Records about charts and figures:
(begin)

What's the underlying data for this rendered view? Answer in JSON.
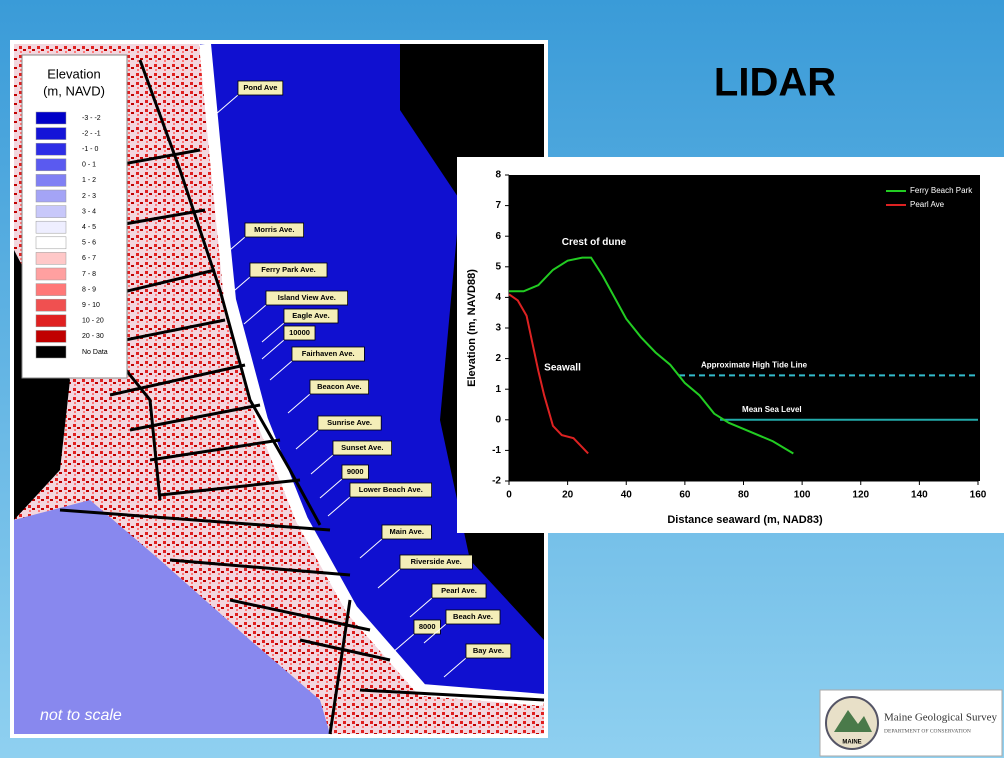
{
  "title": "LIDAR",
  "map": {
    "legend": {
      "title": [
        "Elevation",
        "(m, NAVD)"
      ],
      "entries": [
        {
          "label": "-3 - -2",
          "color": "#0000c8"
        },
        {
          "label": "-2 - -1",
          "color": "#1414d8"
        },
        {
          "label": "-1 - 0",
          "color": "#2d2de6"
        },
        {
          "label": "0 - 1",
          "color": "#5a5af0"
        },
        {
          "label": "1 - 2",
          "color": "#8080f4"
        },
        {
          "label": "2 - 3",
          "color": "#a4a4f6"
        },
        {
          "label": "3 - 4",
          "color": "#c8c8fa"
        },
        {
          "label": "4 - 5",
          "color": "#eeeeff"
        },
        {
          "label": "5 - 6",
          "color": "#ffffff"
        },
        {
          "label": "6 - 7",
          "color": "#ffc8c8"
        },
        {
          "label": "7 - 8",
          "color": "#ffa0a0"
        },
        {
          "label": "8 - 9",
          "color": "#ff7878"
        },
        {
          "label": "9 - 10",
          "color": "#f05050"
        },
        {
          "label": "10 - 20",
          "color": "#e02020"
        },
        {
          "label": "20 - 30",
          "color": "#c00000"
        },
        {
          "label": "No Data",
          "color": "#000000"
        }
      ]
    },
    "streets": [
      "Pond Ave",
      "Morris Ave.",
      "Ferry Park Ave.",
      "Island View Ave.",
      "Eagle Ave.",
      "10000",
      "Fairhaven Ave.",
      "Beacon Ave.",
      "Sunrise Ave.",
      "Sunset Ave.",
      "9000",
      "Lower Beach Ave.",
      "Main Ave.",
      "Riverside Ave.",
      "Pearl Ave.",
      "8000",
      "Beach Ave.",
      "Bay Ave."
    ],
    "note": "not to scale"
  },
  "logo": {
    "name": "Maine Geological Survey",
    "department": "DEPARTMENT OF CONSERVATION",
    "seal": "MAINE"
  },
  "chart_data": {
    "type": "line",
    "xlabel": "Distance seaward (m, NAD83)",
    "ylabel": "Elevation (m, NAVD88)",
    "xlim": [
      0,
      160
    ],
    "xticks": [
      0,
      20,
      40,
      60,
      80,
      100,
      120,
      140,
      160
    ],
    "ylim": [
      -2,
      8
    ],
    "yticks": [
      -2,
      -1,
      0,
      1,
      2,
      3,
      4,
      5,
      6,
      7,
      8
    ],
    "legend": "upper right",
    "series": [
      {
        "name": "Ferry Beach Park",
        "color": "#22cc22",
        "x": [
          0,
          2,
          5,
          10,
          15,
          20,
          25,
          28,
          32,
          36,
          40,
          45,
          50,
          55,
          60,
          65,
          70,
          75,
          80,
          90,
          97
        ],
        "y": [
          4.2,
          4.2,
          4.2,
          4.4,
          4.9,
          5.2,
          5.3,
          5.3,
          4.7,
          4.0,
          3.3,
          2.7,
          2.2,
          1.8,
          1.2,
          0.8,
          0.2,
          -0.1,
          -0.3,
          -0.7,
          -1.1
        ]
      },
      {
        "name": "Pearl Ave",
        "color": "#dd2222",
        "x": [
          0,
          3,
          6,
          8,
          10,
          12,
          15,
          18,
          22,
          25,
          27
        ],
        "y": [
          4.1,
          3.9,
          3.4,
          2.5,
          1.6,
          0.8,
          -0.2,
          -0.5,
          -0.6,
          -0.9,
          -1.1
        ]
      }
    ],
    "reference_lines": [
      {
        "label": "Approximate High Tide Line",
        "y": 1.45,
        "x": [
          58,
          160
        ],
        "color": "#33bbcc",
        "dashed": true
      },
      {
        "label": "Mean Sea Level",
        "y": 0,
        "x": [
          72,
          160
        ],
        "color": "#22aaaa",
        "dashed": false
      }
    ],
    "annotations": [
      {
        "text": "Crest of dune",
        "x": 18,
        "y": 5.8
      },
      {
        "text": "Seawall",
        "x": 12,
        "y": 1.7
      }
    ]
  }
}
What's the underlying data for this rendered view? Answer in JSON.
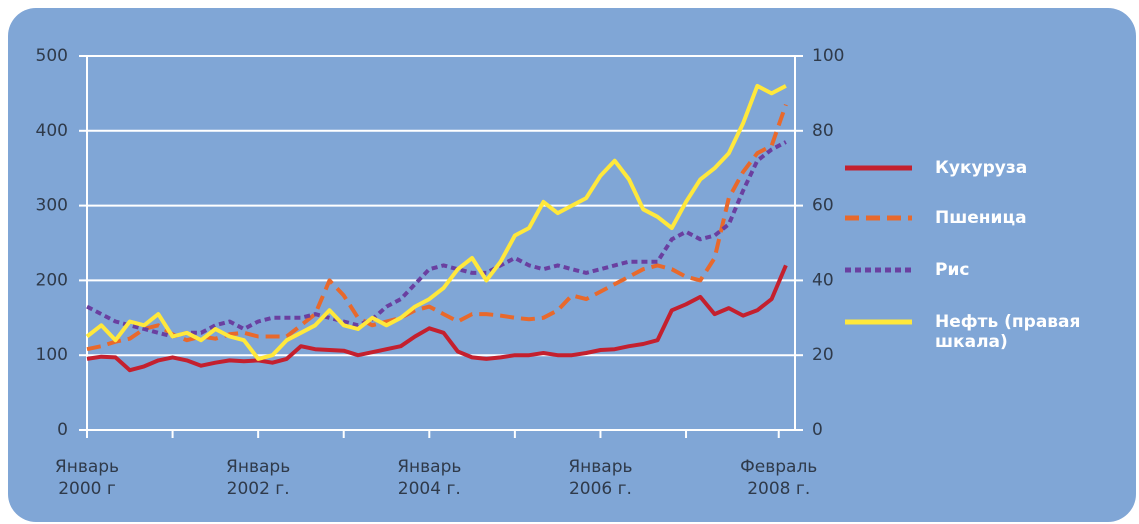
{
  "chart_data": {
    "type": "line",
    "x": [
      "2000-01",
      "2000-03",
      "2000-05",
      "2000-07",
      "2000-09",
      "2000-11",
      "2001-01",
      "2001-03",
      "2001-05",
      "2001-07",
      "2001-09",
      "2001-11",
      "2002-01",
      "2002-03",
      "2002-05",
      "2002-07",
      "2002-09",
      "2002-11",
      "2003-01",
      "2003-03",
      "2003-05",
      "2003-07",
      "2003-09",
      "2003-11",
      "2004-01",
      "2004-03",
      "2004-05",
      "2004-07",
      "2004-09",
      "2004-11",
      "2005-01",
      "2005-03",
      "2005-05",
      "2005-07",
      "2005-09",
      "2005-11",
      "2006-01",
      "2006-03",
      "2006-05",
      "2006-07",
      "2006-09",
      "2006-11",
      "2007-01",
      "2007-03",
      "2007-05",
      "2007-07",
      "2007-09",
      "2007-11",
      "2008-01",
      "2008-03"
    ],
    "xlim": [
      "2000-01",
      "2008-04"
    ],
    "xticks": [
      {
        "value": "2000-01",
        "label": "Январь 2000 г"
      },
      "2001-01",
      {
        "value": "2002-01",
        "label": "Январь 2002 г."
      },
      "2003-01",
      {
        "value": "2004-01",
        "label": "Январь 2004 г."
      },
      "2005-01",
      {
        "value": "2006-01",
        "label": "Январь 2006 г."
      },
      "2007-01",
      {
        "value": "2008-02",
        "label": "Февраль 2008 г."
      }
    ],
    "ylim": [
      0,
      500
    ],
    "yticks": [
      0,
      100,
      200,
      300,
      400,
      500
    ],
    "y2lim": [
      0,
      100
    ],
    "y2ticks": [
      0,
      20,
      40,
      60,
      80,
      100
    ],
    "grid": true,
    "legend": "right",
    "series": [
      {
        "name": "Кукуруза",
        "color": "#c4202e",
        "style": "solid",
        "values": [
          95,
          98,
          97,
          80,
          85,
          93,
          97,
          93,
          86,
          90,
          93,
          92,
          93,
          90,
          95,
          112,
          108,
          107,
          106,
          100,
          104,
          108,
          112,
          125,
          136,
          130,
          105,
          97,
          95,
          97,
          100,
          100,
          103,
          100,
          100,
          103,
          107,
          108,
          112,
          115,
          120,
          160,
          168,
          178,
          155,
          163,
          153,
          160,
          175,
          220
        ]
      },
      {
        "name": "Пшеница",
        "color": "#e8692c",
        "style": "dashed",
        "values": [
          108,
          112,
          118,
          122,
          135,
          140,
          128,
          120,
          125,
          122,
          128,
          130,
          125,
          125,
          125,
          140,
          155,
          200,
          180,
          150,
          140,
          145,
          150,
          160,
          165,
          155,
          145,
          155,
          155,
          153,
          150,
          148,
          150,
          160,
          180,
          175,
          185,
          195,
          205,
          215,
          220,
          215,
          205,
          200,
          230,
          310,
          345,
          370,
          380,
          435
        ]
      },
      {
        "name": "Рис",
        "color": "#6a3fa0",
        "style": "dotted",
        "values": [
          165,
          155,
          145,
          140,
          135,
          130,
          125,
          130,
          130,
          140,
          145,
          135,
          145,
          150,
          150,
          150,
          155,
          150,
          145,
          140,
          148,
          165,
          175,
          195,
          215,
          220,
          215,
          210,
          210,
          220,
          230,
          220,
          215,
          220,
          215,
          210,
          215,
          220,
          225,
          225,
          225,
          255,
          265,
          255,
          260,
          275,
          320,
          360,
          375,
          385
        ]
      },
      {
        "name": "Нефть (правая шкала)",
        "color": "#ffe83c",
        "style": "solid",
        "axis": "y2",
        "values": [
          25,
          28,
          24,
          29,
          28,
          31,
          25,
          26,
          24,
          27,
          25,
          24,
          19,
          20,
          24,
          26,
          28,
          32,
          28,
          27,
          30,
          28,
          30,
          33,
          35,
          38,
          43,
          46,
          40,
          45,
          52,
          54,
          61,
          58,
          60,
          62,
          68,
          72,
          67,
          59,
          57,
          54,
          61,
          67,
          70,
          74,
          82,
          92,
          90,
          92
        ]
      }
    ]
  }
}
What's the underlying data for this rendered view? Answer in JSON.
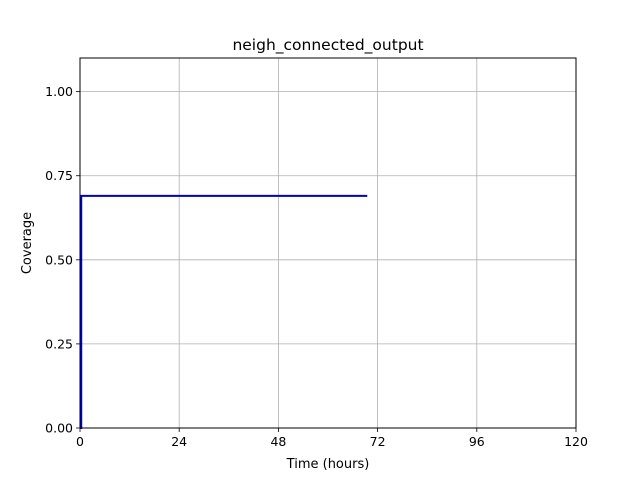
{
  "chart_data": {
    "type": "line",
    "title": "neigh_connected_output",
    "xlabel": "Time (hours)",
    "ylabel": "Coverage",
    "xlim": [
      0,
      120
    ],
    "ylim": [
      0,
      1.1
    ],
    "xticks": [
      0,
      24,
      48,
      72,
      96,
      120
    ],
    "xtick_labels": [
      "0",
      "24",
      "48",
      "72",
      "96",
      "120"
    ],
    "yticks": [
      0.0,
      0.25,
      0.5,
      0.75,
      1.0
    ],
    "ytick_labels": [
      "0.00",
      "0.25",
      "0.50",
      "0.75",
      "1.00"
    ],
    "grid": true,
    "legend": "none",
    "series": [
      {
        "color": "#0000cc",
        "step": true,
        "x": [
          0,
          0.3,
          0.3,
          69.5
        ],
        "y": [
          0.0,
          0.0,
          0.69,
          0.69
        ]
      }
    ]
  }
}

(end)

Instructions to follow
Make a list of all lines in the data that contain "true".

Completed task
        "dashed": true
    "grid": true,
    "grid": true,
        "step": true,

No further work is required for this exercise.